Copy out the listing that follows exactly, dropping every picture.

→ **STORED DATA**
────────────────────

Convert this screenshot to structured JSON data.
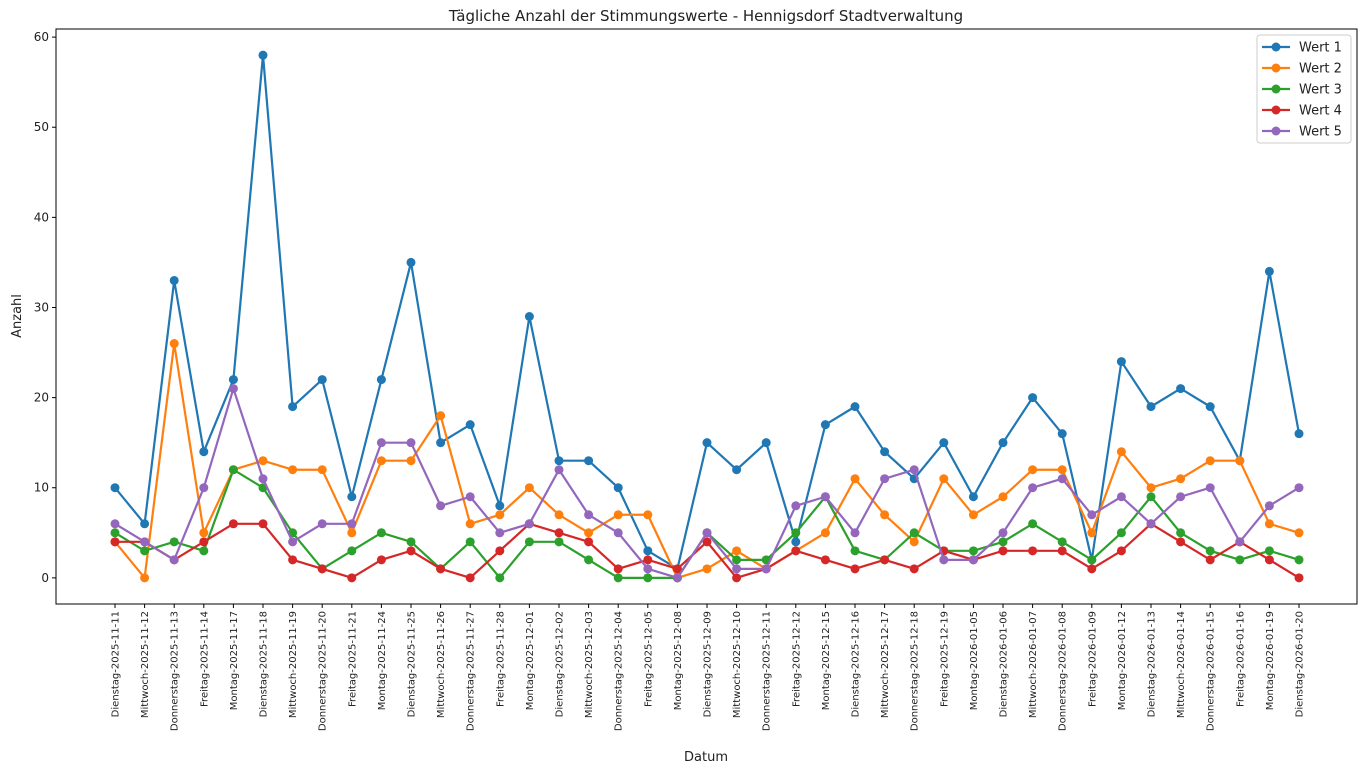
{
  "chart_data": {
    "type": "line",
    "title": "Tägliche Anzahl der Stimmungswerte - Hennigsdorf Stadtverwaltung",
    "xlabel": "Datum",
    "ylabel": "Anzahl",
    "ylim": [
      -2.9,
      60.9
    ],
    "yticks": [
      0,
      10,
      20,
      30,
      40,
      50,
      60
    ],
    "grid": false,
    "legend_position": "top-right",
    "categories": [
      "Dienstag-2025-11-11",
      "Mittwoch-2025-11-12",
      "Donnerstag-2025-11-13",
      "Freitag-2025-11-14",
      "Montag-2025-11-17",
      "Dienstag-2025-11-18",
      "Mittwoch-2025-11-19",
      "Donnerstag-2025-11-20",
      "Freitag-2025-11-21",
      "Montag-2025-11-24",
      "Dienstag-2025-11-25",
      "Mittwoch-2025-11-26",
      "Donnerstag-2025-11-27",
      "Freitag-2025-11-28",
      "Montag-2025-12-01",
      "Dienstag-2025-12-02",
      "Mittwoch-2025-12-03",
      "Donnerstag-2025-12-04",
      "Freitag-2025-12-05",
      "Montag-2025-12-08",
      "Dienstag-2025-12-09",
      "Mittwoch-2025-12-10",
      "Donnerstag-2025-12-11",
      "Freitag-2025-12-12",
      "Montag-2025-12-15",
      "Dienstag-2025-12-16",
      "Mittwoch-2025-12-17",
      "Donnerstag-2025-12-18",
      "Freitag-2025-12-19",
      "Montag-2026-01-05",
      "Dienstag-2026-01-06",
      "Mittwoch-2026-01-07",
      "Donnerstag-2026-01-08",
      "Freitag-2026-01-09",
      "Montag-2026-01-12",
      "Dienstag-2026-01-13",
      "Mittwoch-2026-01-14",
      "Donnerstag-2026-01-15",
      "Freitag-2026-01-16",
      "Montag-2026-01-19",
      "Dienstag-2026-01-20"
    ],
    "series": [
      {
        "name": "Wert 1",
        "color": "#1f77b4",
        "values": [
          10,
          6,
          33,
          14,
          22,
          58,
          19,
          22,
          9,
          22,
          35,
          15,
          17,
          8,
          29,
          13,
          13,
          10,
          3,
          1,
          15,
          12,
          15,
          4,
          17,
          19,
          14,
          11,
          15,
          9,
          15,
          20,
          16,
          2,
          24,
          19,
          21,
          19,
          13,
          34,
          16
        ]
      },
      {
        "name": "Wert 2",
        "color": "#ff7f0e",
        "values": [
          4,
          0,
          26,
          5,
          12,
          13,
          12,
          12,
          5,
          13,
          13,
          18,
          6,
          7,
          10,
          7,
          5,
          7,
          7,
          0,
          1,
          3,
          1,
          3,
          5,
          11,
          7,
          4,
          11,
          7,
          9,
          12,
          12,
          5,
          14,
          10,
          11,
          13,
          13,
          6,
          5
        ]
      },
      {
        "name": "Wert 3",
        "color": "#2ca02c",
        "values": [
          5,
          3,
          4,
          3,
          12,
          10,
          5,
          1,
          3,
          5,
          4,
          1,
          4,
          0,
          4,
          4,
          2,
          0,
          0,
          0,
          5,
          2,
          2,
          5,
          9,
          3,
          2,
          5,
          3,
          3,
          4,
          6,
          4,
          2,
          5,
          9,
          5,
          3,
          2,
          3,
          2
        ]
      },
      {
        "name": "Wert 4",
        "color": "#d62728",
        "values": [
          4,
          4,
          2,
          4,
          6,
          6,
          2,
          1,
          0,
          2,
          3,
          1,
          0,
          3,
          6,
          5,
          4,
          1,
          2,
          1,
          4,
          0,
          1,
          3,
          2,
          1,
          2,
          1,
          3,
          2,
          3,
          3,
          3,
          1,
          3,
          6,
          4,
          2,
          4,
          2,
          0
        ]
      },
      {
        "name": "Wert 5",
        "color": "#9467bd",
        "values": [
          6,
          4,
          2,
          10,
          21,
          11,
          4,
          6,
          6,
          15,
          15,
          8,
          9,
          5,
          6,
          12,
          7,
          5,
          1,
          0,
          5,
          1,
          1,
          8,
          9,
          5,
          11,
          12,
          2,
          2,
          5,
          10,
          11,
          7,
          9,
          6,
          9,
          10,
          4,
          8,
          10
        ]
      }
    ]
  }
}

────────────────────

→ **EXPECTED OUTPUT**
Convert this screenshot to structured JSON data.
{
  "chart_data": {
    "type": "line",
    "title": "Tägliche Anzahl der Stimmungswerte - Hennigsdorf Stadtverwaltung",
    "xlabel": "Datum",
    "ylabel": "Anzahl",
    "ylim": [
      -2.9,
      60.9
    ],
    "yticks": [
      0,
      10,
      20,
      30,
      40,
      50,
      60
    ],
    "grid": false,
    "legend_position": "top-right",
    "categories": [
      "Dienstag-2025-11-11",
      "Mittwoch-2025-11-12",
      "Donnerstag-2025-11-13",
      "Freitag-2025-11-14",
      "Montag-2025-11-17",
      "Dienstag-2025-11-18",
      "Mittwoch-2025-11-19",
      "Donnerstag-2025-11-20",
      "Freitag-2025-11-21",
      "Montag-2025-11-24",
      "Dienstag-2025-11-25",
      "Mittwoch-2025-11-26",
      "Donnerstag-2025-11-27",
      "Freitag-2025-11-28",
      "Montag-2025-12-01",
      "Dienstag-2025-12-02",
      "Mittwoch-2025-12-03",
      "Donnerstag-2025-12-04",
      "Freitag-2025-12-05",
      "Montag-2025-12-08",
      "Dienstag-2025-12-09",
      "Mittwoch-2025-12-10",
      "Donnerstag-2025-12-11",
      "Freitag-2025-12-12",
      "Montag-2025-12-15",
      "Dienstag-2025-12-16",
      "Mittwoch-2025-12-17",
      "Donnerstag-2025-12-18",
      "Freitag-2025-12-19",
      "Montag-2026-01-05",
      "Dienstag-2026-01-06",
      "Mittwoch-2026-01-07",
      "Donnerstag-2026-01-08",
      "Freitag-2026-01-09",
      "Montag-2026-01-12",
      "Dienstag-2026-01-13",
      "Mittwoch-2026-01-14",
      "Donnerstag-2026-01-15",
      "Freitag-2026-01-16",
      "Montag-2026-01-19",
      "Dienstag-2026-01-20"
    ],
    "series": [
      {
        "name": "Wert 1",
        "color": "#1f77b4",
        "values": [
          10,
          6,
          33,
          14,
          22,
          58,
          19,
          22,
          9,
          22,
          35,
          15,
          17,
          8,
          29,
          13,
          13,
          10,
          3,
          1,
          15,
          12,
          15,
          4,
          17,
          19,
          14,
          11,
          15,
          9,
          15,
          20,
          16,
          2,
          24,
          19,
          21,
          19,
          13,
          34,
          16
        ]
      },
      {
        "name": "Wert 2",
        "color": "#ff7f0e",
        "values": [
          4,
          0,
          26,
          5,
          12,
          13,
          12,
          12,
          5,
          13,
          13,
          18,
          6,
          7,
          10,
          7,
          5,
          7,
          7,
          0,
          1,
          3,
          1,
          3,
          5,
          11,
          7,
          4,
          11,
          7,
          9,
          12,
          12,
          5,
          14,
          10,
          11,
          13,
          13,
          6,
          5
        ]
      },
      {
        "name": "Wert 3",
        "color": "#2ca02c",
        "values": [
          5,
          3,
          4,
          3,
          12,
          10,
          5,
          1,
          3,
          5,
          4,
          1,
          4,
          0,
          4,
          4,
          2,
          0,
          0,
          0,
          5,
          2,
          2,
          5,
          9,
          3,
          2,
          5,
          3,
          3,
          4,
          6,
          4,
          2,
          5,
          9,
          5,
          3,
          2,
          3,
          2
        ]
      },
      {
        "name": "Wert 4",
        "color": "#d62728",
        "values": [
          4,
          4,
          2,
          4,
          6,
          6,
          2,
          1,
          0,
          2,
          3,
          1,
          0,
          3,
          6,
          5,
          4,
          1,
          2,
          1,
          4,
          0,
          1,
          3,
          2,
          1,
          2,
          1,
          3,
          2,
          3,
          3,
          3,
          1,
          3,
          6,
          4,
          2,
          4,
          2,
          0
        ]
      },
      {
        "name": "Wert 5",
        "color": "#9467bd",
        "values": [
          6,
          4,
          2,
          10,
          21,
          11,
          4,
          6,
          6,
          15,
          15,
          8,
          9,
          5,
          6,
          12,
          7,
          5,
          1,
          0,
          5,
          1,
          1,
          8,
          9,
          5,
          11,
          12,
          2,
          2,
          5,
          10,
          11,
          7,
          9,
          6,
          9,
          10,
          4,
          8,
          10
        ]
      }
    ]
  }
}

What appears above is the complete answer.